Return the listing below verbatim. Pictures do not belong in the copy.

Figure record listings
....

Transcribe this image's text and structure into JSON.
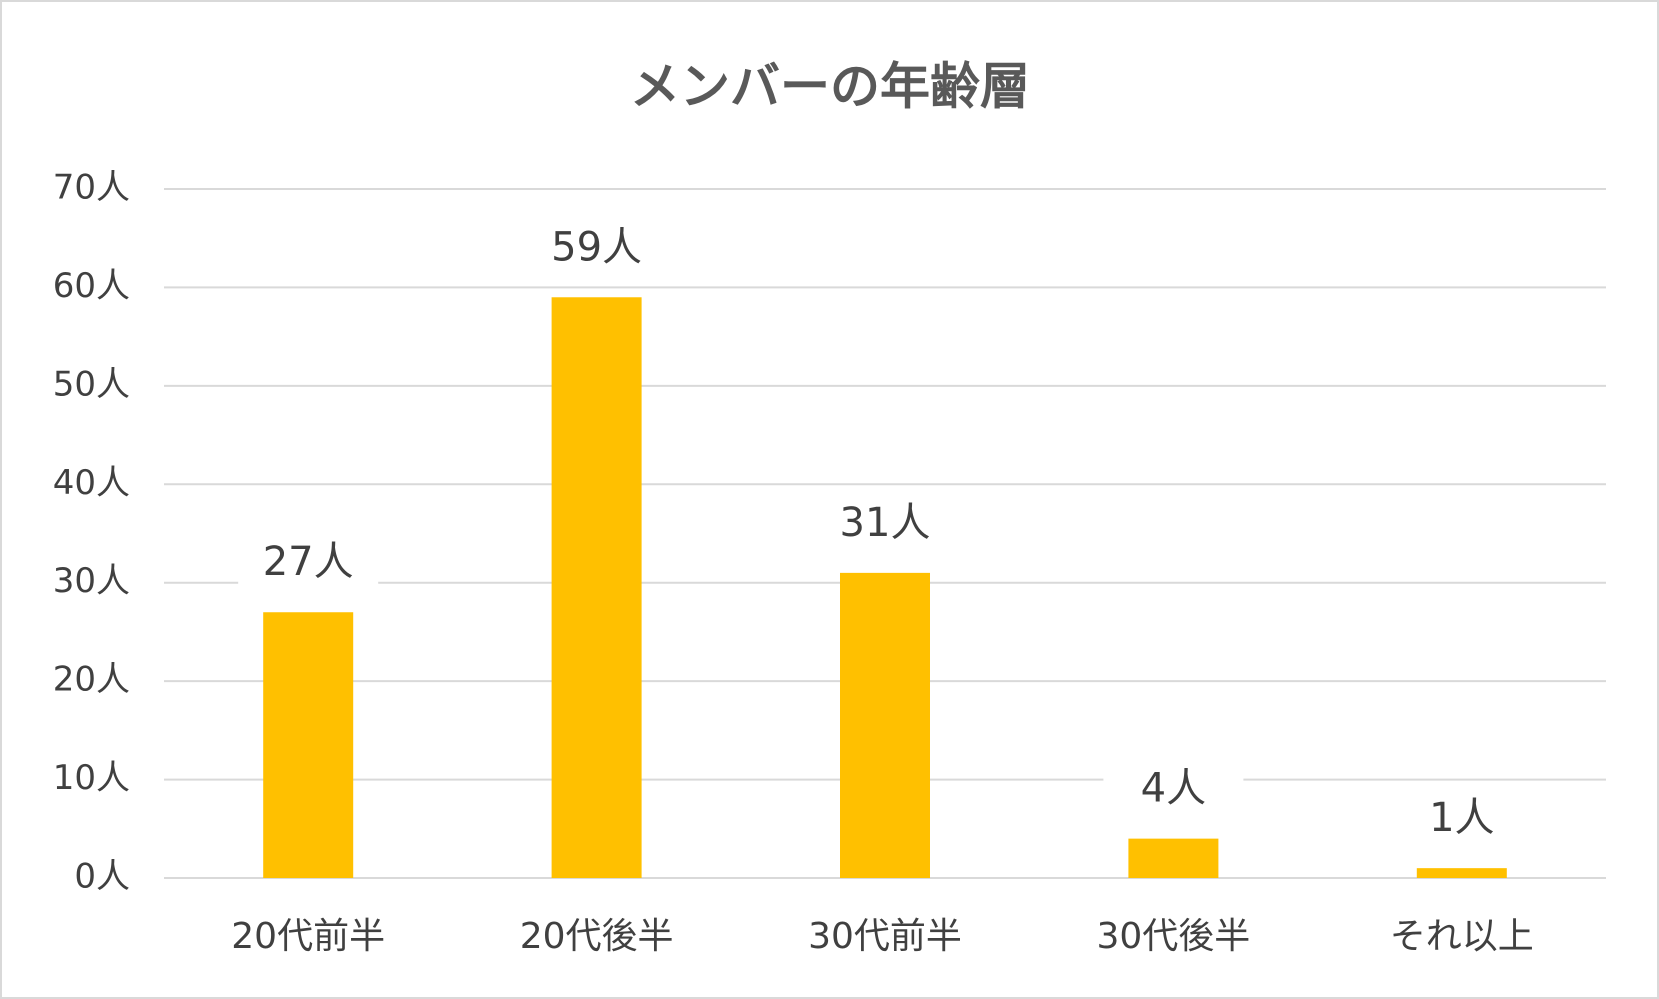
{
  "chart_data": {
    "type": "bar",
    "title": "メンバーの年齢層",
    "categories": [
      "20代前半",
      "20代後半",
      "30代前半",
      "30代後半",
      "それ以上"
    ],
    "values": [
      27,
      59,
      31,
      4,
      1
    ],
    "value_labels": [
      "27人",
      "59人",
      "31人",
      "4人",
      "1人"
    ],
    "color": "#ffc000",
    "ylim": [
      0,
      70
    ],
    "yticks": [
      {
        "value": 0,
        "label": "0人"
      },
      {
        "value": 10,
        "label": "10人"
      },
      {
        "value": 20,
        "label": "20人"
      },
      {
        "value": 30,
        "label": "30人"
      },
      {
        "value": 40,
        "label": "40人"
      },
      {
        "value": 50,
        "label": "50人"
      },
      {
        "value": 60,
        "label": "60人"
      },
      {
        "value": 70,
        "label": "70人"
      }
    ],
    "grid": true
  }
}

....

* _Response to this exercise_
Transcribe this image's text and structure into JSON.
{
  "chart_data": {
    "type": "bar",
    "title": "メンバーの年齢層",
    "categories": [
      "20代前半",
      "20代後半",
      "30代前半",
      "30代後半",
      "それ以上"
    ],
    "values": [
      27,
      59,
      31,
      4,
      1
    ],
    "value_labels": [
      "27人",
      "59人",
      "31人",
      "4人",
      "1人"
    ],
    "color": "#ffc000",
    "ylim": [
      0,
      70
    ],
    "yticks": [
      {
        "value": 0,
        "label": "0人"
      },
      {
        "value": 10,
        "label": "10人"
      },
      {
        "value": 20,
        "label": "20人"
      },
      {
        "value": 30,
        "label": "30人"
      },
      {
        "value": 40,
        "label": "40人"
      },
      {
        "value": 50,
        "label": "50人"
      },
      {
        "value": 60,
        "label": "60人"
      },
      {
        "value": 70,
        "label": "70人"
      }
    ],
    "grid": true
  }
}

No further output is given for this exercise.